* [Problem description] Each record below should appear again exactly as written.

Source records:
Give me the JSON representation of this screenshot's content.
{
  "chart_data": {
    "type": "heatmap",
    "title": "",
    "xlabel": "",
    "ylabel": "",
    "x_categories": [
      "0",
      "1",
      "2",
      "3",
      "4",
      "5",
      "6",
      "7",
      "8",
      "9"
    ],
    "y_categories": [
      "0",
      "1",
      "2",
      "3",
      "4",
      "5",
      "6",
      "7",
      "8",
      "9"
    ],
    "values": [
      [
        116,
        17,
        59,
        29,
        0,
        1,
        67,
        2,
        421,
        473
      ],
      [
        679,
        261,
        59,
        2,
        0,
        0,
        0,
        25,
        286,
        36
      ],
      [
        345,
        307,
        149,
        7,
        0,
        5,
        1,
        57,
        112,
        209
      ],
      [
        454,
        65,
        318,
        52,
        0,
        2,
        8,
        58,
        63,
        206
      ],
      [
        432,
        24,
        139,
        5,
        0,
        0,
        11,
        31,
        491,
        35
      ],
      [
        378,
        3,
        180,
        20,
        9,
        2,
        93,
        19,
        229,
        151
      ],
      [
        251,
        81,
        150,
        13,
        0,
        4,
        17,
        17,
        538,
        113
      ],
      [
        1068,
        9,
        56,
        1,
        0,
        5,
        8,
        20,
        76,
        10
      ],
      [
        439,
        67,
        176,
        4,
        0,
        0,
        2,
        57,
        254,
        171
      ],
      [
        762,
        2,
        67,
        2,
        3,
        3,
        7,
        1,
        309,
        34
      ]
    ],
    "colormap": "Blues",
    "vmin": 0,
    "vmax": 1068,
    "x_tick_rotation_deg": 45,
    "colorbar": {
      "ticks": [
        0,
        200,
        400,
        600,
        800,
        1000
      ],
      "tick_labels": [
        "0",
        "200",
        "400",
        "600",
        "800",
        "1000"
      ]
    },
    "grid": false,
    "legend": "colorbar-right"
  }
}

* [The reply]
Give me the JSON representation of this screenshot's content.
{
  "chart_data": {
    "type": "heatmap",
    "title": "",
    "xlabel": "",
    "ylabel": "",
    "x_categories": [
      "0",
      "1",
      "2",
      "3",
      "4",
      "5",
      "6",
      "7",
      "8",
      "9"
    ],
    "y_categories": [
      "0",
      "1",
      "2",
      "3",
      "4",
      "5",
      "6",
      "7",
      "8",
      "9"
    ],
    "values": [
      [
        116,
        17,
        59,
        29,
        0,
        1,
        67,
        2,
        421,
        473
      ],
      [
        679,
        261,
        59,
        2,
        0,
        0,
        0,
        25,
        286,
        36
      ],
      [
        345,
        307,
        149,
        7,
        0,
        5,
        1,
        57,
        112,
        209
      ],
      [
        454,
        65,
        318,
        52,
        0,
        2,
        8,
        58,
        63,
        206
      ],
      [
        432,
        24,
        139,
        5,
        0,
        0,
        11,
        31,
        491,
        35
      ],
      [
        378,
        3,
        180,
        20,
        9,
        2,
        93,
        19,
        229,
        151
      ],
      [
        251,
        81,
        150,
        13,
        0,
        4,
        17,
        17,
        538,
        113
      ],
      [
        1068,
        9,
        56,
        1,
        0,
        5,
        8,
        20,
        76,
        10
      ],
      [
        439,
        67,
        176,
        4,
        0,
        0,
        2,
        57,
        254,
        171
      ],
      [
        762,
        2,
        67,
        2,
        3,
        3,
        7,
        1,
        309,
        34
      ]
    ],
    "colormap": "Blues",
    "vmin": 0,
    "vmax": 1068,
    "x_tick_rotation_deg": 45,
    "colorbar": {
      "ticks": [
        0,
        200,
        400,
        600,
        800,
        1000
      ],
      "tick_labels": [
        "0",
        "200",
        "400",
        "600",
        "800",
        "1000"
      ]
    },
    "grid": false,
    "legend": "colorbar-right"
  }
}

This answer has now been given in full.